_Quoted passage_.
Manfred comments on Help with a (potentially Bayesian) statistics / set theory problem? - Less Wrong

2 Post author: joshkaufman 10 November 2011 10:30PM

You are viewing a comment permalink. View the original post to see all comments and the full post content.

Comments (27)

You are viewing a single comment's thread.

Comment author: Manfred 10 November 2011 10:53:21PM 2 points [-]

If we allow inconsistency, i.e. if you plan on using this in the real world, then you could get the response B>A, A>C, C>B. That is, there may not be any such thing as a most preferred object, and thus no such thing as the "probability of being the 'most preferred' object."

A workaround would be to ask a related question: "if object 1 is A, and object 2 is unknown, what is the probability that A>2?" The most preferred object would just be the object with the highest answer to this question.

The alternate path would be to assume that there is a preference ordering from 1 to 7, with some sort of noise applied. This feels clunky to me, though.

Comment author: dlthomas 10 November 2011 11:14:12PM 1 point [-]

The alternate path would be to assume that there is a preference ordering from 1 to 7, with some sort of noise applied. This feels clunky to me, though.

While clunky, this seems to be a perfectly workable approach for 7 objects. There are 5040 permutations. For each piece of evidence, add probability mass to those that correspond and remove it from those that differ (perhaps weighted by how much they correspond or differ?). The probability of your object being most preferred, then, is the sum of the probabilities of those permutations in which it occupies the highest point.

Comment author: joshkaufman 10 November 2011 11:57:38PM *  0 points [-]

Okay, if A is preferred from { A , [B-G] }, that should add probability mass to [A, [B,...,G] ], where [A, [B,...,G] ] is a ranked set of objects where the first slot is most preferred. That would represent 720 (6!) sets out of 5040.

All other sets (7! - 6! = 4,320) should either stay the same probability or have probability mass removed.

Then, the probability of A being "most preferred" = the sum of the probability mass of all 720 sets that have A as the highest ranked member. Likewise for B through G. Highest total probability mass wins.

Am I understanding that correctly?

Comment author: dlthomas 11 November 2011 12:37:00AM 1 point [-]

I don't think I'm following you.

We see a new piece of evidence - one of the people prefers C to E

C will be preferred to E in half the lists. Those lists become more probable, the other half become less probable. How much more/less probable depends on how much error you expect to see and of what type.

Repeat on all the data.

You only actually look at the first member when asking the odds that a particular object is there - at which point, yes, you sum up the probability of those 720 sets.

Comment author: joshkaufman 11 November 2011 12:40:53AM 0 points [-]

Ah, I see. Instead of updating half the lists, I was updating the 720 sets where C is the #1 preference. Thanks for the clarification.

_Provided data_.
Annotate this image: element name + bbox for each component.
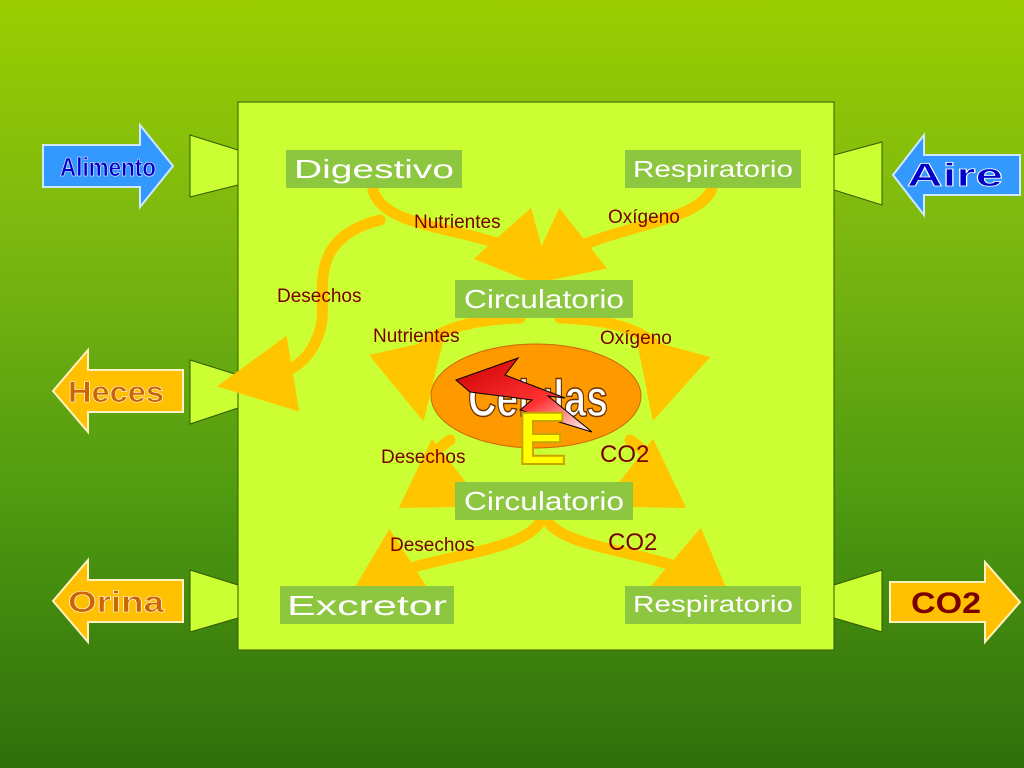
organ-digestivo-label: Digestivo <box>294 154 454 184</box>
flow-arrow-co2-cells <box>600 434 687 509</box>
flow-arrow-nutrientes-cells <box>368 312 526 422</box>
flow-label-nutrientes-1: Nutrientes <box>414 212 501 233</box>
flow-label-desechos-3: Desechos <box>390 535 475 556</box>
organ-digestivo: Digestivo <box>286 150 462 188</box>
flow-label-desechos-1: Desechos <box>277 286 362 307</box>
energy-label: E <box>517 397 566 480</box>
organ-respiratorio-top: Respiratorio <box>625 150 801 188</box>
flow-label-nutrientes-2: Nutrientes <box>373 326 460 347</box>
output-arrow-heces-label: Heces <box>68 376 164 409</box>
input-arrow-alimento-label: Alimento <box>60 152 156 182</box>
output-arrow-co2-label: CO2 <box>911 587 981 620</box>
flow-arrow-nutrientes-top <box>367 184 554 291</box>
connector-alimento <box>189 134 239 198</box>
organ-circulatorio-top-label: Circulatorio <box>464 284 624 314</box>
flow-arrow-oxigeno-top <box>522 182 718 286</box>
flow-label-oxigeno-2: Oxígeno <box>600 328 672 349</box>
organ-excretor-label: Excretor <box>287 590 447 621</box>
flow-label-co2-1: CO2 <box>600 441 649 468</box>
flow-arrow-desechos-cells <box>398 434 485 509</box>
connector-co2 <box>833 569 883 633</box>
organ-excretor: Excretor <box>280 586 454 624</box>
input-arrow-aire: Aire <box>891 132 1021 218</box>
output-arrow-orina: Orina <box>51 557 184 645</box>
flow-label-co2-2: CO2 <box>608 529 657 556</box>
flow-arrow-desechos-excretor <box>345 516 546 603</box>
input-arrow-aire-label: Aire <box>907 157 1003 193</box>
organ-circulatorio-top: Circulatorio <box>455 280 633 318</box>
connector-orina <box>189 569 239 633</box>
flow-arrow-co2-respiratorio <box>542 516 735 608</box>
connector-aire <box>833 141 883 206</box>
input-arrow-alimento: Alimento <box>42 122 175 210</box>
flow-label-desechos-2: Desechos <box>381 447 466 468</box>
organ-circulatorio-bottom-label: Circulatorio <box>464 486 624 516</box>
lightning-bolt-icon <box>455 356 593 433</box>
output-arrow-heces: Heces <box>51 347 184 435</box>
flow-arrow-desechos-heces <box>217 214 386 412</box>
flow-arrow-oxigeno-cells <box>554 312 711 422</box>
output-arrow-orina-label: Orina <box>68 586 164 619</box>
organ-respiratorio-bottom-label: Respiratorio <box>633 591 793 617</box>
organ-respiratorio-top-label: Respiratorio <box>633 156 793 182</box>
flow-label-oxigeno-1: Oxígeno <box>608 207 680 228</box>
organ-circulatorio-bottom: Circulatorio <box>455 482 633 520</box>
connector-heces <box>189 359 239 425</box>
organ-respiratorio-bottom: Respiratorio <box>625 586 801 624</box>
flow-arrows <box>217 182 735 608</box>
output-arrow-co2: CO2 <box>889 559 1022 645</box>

---

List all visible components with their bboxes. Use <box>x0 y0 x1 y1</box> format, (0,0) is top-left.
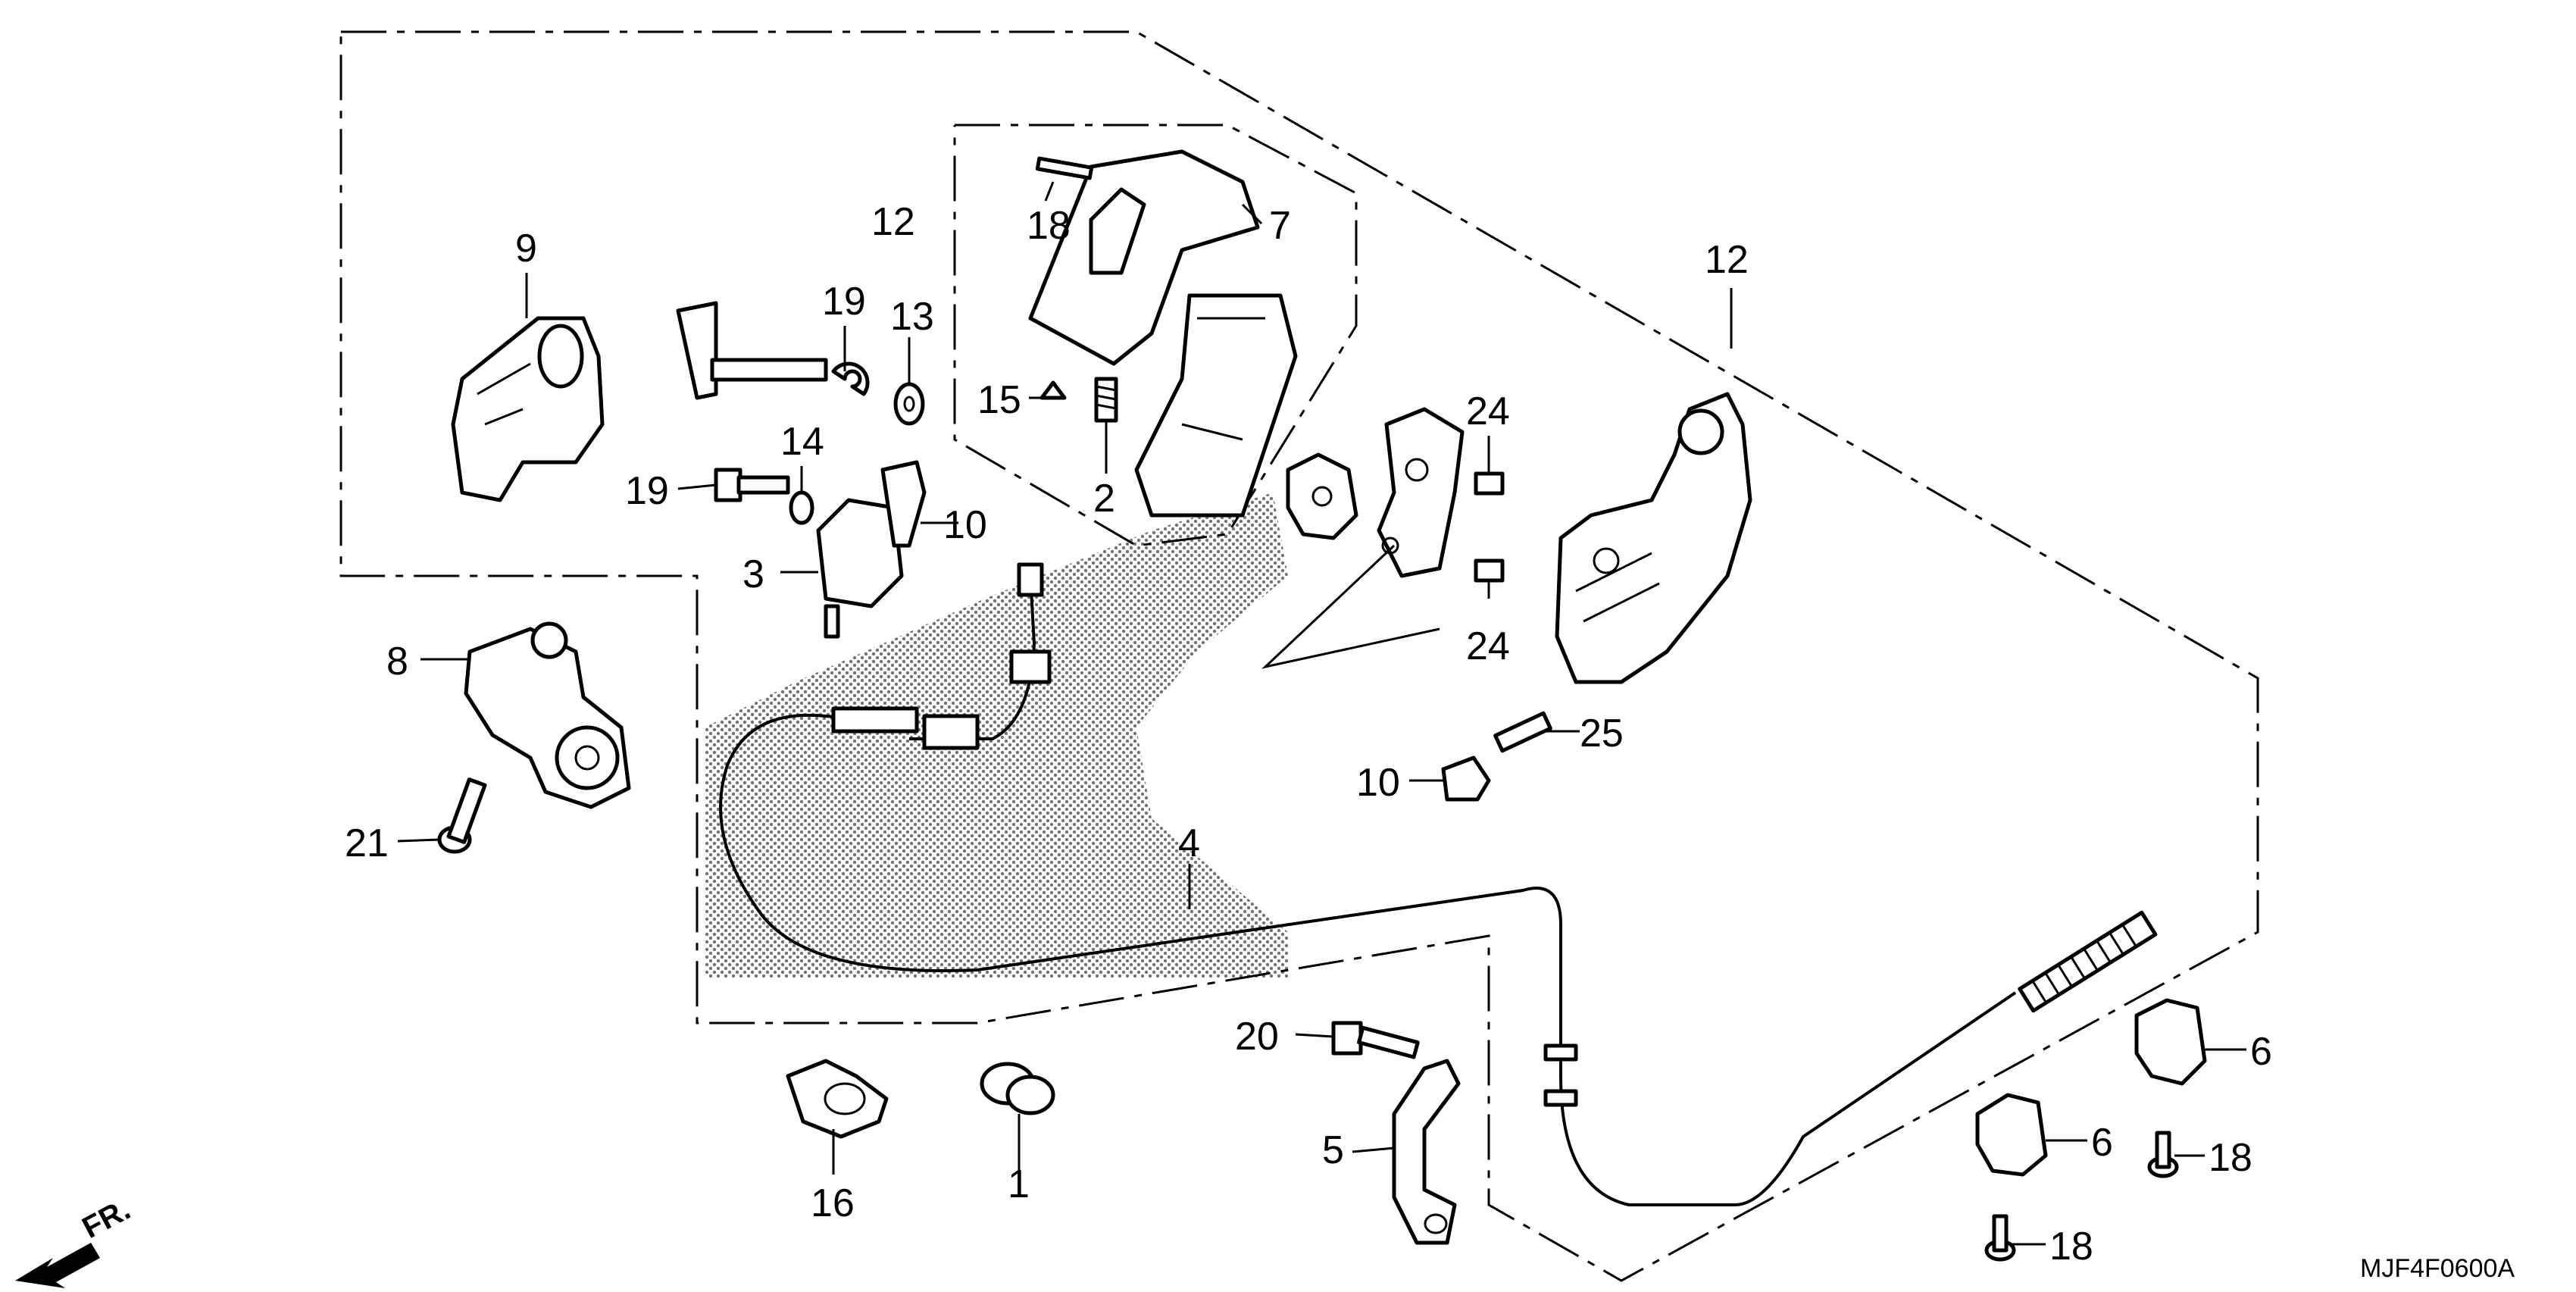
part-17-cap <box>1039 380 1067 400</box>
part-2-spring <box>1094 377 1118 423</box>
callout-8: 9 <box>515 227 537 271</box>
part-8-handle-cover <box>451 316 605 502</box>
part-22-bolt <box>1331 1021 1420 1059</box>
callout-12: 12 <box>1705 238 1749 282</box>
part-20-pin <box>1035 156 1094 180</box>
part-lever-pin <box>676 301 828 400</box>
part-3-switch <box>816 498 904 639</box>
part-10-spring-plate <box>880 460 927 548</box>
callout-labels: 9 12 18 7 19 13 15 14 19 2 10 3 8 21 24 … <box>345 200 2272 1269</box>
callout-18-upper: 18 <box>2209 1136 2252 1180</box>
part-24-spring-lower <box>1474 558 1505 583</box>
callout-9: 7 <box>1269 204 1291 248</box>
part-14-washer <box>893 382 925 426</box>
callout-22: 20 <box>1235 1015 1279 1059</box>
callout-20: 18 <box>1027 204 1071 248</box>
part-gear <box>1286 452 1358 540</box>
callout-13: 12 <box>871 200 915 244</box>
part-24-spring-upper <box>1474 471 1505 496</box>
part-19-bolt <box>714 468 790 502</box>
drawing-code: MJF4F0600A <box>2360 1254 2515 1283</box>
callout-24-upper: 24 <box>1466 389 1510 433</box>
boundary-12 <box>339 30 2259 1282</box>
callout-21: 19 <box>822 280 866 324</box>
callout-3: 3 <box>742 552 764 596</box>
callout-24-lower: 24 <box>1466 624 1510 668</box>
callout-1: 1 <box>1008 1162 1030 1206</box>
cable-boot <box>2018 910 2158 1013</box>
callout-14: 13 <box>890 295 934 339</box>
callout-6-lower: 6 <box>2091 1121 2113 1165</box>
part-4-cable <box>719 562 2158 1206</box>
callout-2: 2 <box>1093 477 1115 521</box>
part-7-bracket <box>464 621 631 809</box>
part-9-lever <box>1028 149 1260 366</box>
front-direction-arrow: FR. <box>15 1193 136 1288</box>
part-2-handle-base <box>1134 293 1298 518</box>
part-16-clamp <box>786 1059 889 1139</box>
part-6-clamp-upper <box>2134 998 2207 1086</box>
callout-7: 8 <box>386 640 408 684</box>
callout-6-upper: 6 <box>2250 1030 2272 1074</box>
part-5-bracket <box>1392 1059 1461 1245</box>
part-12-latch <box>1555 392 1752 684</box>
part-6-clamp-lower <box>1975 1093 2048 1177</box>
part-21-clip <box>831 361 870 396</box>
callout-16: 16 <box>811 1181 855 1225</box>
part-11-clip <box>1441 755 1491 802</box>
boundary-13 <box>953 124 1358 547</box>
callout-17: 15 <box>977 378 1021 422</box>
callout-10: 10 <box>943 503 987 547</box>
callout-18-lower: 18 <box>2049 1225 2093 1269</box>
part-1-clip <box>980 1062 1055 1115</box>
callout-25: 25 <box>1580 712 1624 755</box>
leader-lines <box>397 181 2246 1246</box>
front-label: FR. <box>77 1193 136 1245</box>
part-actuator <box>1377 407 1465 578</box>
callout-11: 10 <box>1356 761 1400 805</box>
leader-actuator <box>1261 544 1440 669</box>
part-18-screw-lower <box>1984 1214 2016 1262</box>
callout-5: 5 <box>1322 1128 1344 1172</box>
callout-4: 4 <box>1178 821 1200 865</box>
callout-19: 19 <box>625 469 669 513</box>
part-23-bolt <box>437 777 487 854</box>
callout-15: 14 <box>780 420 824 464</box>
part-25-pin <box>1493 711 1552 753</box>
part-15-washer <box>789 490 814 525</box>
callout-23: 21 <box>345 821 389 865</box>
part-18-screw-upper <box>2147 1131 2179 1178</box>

_Exercise requirements_.
1 > Starting at the words "While clunky, this" and stopping after "the highest point.", reproduce that part of the comment thread with "permutations" swapped for "orderings".
2 > Pick up the comment thread on ranking seven objects after its last sentence and continue it.

_The replies_.
1 >
While clunky, this seems to be a perfectly workable approach for 7 objects. There are 5040 orderings. For each piece of evidence, add probability mass to those that correspond and remove it from those that differ (perhaps weighted by how much they correspond or differ?). The probability of your object being most preferred, then, is the sum of the probabilities of those orderings in which it occupies the highest point.

2 >
Comment author: dlthomas 10 November 2011 11:10:21PM 1 point [-]

I don't know that "most preferred" naturally translates into "preferred to every other option." Your "related question" seems a perfectly appropriate generalization of which situations with a single dominant object are a special case (with well ordered sets a special case of that).

Comment author: joshkaufman 10 November 2011 11:08:01PM *  1 point [-]

Good point about inconsistency... I was thinking that individual responses may be inconsistent, but the aggregated responses of the group might reveal a significant preference.

My first crack at this was to use a simple voting system, where B from {A,B} means +1 votes for B, 0 for A, largest score when all participant votes are tallied wins. What messes that up is participants leaving without completing the entire set, which introduces selection bias, even if the sets are served at random.

Preference ordering / ranking isn't ideal because it takes longer, which may encourage the participant to rationalize. The "pick-one" approach is designed to be fast, which is better for gut reactions when comparing words, photos, etc.

Comment author: VincentYu 10 November 2011 11:48:34PM *  1 point [-]

If the aggregated preferences are transitive (i.e., 'not inconsistent' in your and Manfred's wording), then this preference relation defines a total order on the objects, and there is a unique object that is preferred to every other object (in aggregate). (Furthermore, this is isomorphic to the set {1,2,3,...,7} under the ≤ relation.)

Comment author: dlthomas 11 November 2011 12:46:06AM 0 points [-]

As I understand things, you have no guarantee of transitivity in the aggregated preferences even if you do have transitivity in the individual preferences.

Comment author: VincentYu 11 November 2011 12:55:41AM 0 points [-]

Yes, of course you are correct.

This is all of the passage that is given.